Dataset items:

• • • • •

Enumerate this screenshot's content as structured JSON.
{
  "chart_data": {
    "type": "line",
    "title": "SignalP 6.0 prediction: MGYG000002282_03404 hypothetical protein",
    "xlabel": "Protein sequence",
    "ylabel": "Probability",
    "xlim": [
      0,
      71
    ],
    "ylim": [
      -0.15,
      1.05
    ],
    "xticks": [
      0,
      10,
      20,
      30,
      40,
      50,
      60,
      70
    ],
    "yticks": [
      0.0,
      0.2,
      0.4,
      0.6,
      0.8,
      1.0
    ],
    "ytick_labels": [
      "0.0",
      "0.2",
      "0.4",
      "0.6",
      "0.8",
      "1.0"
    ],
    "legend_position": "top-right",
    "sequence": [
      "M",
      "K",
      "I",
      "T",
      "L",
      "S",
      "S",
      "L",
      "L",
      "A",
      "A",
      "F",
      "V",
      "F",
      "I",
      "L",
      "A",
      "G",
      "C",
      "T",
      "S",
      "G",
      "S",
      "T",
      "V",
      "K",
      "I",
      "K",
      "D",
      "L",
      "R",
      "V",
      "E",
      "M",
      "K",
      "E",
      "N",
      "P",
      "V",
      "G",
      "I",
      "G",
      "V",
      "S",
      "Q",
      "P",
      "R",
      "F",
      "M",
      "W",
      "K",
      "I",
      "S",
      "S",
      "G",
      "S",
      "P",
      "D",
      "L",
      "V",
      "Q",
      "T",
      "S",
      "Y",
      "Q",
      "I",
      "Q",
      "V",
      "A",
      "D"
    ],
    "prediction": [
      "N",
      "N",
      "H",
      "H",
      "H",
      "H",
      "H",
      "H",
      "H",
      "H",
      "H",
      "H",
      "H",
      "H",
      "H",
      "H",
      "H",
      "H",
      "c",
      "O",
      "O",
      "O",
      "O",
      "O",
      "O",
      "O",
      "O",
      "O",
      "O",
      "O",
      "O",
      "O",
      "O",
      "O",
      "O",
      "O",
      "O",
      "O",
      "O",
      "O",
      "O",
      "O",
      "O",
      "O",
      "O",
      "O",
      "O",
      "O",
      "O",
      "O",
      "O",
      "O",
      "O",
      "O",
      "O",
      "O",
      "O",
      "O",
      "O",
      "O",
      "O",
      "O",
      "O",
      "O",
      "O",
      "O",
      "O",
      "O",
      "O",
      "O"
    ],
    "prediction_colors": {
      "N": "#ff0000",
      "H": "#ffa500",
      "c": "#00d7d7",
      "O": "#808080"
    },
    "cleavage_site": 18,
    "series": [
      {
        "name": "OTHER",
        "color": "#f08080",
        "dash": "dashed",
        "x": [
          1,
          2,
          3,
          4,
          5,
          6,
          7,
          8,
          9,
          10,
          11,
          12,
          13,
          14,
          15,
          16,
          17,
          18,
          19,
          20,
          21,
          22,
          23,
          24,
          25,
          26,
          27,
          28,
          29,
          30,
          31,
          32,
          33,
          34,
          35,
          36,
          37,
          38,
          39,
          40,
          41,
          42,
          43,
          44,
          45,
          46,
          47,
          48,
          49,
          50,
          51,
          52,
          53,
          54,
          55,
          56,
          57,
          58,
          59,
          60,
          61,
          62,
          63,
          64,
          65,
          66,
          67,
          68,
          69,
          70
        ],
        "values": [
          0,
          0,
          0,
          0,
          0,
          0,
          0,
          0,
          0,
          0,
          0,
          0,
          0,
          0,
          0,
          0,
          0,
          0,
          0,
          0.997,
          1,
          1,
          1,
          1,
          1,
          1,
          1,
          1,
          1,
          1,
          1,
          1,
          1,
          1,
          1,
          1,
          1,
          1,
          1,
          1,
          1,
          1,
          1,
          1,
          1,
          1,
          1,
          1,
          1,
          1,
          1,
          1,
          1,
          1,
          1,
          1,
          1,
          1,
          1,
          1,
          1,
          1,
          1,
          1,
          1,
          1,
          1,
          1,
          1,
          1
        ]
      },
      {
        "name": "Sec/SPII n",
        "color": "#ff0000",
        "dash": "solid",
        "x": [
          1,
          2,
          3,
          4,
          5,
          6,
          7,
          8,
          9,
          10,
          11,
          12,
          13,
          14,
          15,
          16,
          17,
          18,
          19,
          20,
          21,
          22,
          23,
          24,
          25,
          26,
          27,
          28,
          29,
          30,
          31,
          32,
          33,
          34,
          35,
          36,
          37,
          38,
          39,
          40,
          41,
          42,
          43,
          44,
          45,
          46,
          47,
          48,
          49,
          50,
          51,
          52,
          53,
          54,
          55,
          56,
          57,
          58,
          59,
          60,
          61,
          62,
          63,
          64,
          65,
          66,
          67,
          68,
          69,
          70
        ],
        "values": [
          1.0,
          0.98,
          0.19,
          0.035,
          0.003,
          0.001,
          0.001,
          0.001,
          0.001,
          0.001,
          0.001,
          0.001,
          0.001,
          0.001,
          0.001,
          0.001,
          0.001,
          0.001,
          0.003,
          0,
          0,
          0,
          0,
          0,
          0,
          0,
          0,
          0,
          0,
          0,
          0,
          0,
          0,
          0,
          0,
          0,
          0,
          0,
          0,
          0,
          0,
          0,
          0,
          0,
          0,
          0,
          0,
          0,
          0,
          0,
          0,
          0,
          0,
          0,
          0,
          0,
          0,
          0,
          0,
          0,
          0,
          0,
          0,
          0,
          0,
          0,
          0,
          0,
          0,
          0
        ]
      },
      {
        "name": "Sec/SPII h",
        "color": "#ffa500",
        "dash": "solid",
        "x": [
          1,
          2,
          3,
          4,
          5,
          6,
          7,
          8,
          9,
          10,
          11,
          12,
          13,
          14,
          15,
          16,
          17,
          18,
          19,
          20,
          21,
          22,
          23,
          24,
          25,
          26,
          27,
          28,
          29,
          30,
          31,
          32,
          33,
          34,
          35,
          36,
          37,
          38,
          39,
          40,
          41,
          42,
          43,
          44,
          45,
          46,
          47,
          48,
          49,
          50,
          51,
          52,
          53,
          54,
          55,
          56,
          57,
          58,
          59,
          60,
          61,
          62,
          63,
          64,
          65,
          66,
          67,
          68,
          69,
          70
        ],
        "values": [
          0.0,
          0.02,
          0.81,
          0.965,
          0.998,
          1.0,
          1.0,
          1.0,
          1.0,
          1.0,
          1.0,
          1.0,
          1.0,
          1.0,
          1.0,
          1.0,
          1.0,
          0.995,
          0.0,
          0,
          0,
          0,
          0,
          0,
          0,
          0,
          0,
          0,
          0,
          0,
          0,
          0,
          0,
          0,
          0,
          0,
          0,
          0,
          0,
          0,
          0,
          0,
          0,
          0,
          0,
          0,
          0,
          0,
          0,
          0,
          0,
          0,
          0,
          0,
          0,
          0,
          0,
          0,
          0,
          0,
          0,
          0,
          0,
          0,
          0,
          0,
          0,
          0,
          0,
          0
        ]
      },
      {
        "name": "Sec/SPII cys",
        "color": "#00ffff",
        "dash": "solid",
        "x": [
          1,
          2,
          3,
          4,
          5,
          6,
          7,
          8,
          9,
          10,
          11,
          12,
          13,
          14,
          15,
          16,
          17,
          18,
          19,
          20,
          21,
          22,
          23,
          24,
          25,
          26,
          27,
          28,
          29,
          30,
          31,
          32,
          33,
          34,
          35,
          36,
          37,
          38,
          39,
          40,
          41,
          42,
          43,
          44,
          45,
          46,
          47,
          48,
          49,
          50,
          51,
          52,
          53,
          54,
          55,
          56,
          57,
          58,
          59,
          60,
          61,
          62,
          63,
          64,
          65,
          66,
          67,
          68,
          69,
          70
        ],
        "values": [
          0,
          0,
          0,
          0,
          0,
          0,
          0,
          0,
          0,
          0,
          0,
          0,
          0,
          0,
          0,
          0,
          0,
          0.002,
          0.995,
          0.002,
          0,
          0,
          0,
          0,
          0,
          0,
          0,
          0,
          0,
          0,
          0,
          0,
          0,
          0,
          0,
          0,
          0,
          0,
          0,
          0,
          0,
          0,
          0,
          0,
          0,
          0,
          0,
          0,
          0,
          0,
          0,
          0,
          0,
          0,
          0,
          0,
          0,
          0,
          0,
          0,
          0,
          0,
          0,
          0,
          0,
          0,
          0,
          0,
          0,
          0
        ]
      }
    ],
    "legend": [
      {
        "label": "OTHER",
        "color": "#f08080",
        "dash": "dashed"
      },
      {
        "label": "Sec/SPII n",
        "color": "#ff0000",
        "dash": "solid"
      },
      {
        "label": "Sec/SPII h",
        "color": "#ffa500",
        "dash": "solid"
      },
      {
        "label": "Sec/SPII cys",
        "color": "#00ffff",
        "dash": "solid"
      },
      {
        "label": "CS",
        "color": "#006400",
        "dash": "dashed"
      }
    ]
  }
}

• • • • •

▸ WORK REQUIRED: Check the records above line by line and tally those holding the string "SPII". Answer with the number only.

▸ SOLUTION TO THE EXERCISE: 6